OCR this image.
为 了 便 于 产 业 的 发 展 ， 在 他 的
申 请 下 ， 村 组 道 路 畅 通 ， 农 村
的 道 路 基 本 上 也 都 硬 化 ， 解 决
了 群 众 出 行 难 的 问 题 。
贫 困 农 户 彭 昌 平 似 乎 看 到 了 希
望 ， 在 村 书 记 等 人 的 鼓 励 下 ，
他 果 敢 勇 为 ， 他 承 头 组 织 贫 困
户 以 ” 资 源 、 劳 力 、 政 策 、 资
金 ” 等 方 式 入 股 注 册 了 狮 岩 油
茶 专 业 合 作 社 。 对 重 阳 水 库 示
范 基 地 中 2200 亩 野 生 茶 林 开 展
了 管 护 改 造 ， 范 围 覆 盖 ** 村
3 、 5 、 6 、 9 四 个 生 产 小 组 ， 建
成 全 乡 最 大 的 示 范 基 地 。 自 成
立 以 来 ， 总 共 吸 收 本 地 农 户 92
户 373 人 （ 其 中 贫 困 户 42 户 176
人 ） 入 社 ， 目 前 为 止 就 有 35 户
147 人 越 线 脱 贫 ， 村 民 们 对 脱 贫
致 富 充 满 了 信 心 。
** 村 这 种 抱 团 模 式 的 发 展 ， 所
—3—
==============================
Your task is to reproduce the whole listing exactly.

OCR this image.
为 了 便 于 产 业 的 发 展 ， 在 他 的
申 请 下 ， 村 组 道 路 畅 通 ， 农 村
的 道 路 基 本 上 也 都 硬 化 ， 解 决
了 群 众 出 行 难 的 问 题 。
贫 困 农 户 彭 昌 平 似 乎 看 到 了 希
望 ， 在 村 书 记 等 人 的 鼓 励 下 ，
他 果 敢 勇 为 ， 他 承 头 组 织 贫 困
户 以 ” 资 源 、 劳 力 、 政 策 、 资
金 ” 等 方 式 入 股 注 册 了 狮 岩 油
茶 专 业 合 作 社 。 对 重 阳 水 库 示
范 基 地 中 2200 亩 野 生 茶 林 开 展
了 管 护 改 造 ， 范 围 覆 盖 ** 村
3 、 5 、 6 、 9 四 个 生 产 小 组 ， 建
成 全 乡 最 大 的 示 范 基 地 。 自 成
立 以 来 ， 总 共 吸 收 本 地 农 户 92
户 373 人 （ 其 中 贫 困 户 42 户 176
人 ） 入 社 ， 目 前 为 止 就 有 35 户
147 人 越 线 脱 贫 ， 村 民 们 对 脱 贫
致 富 充 满 了 信 心 。
** 村 这 种 抱 团 模 式 的 发 展 ， 所
—3—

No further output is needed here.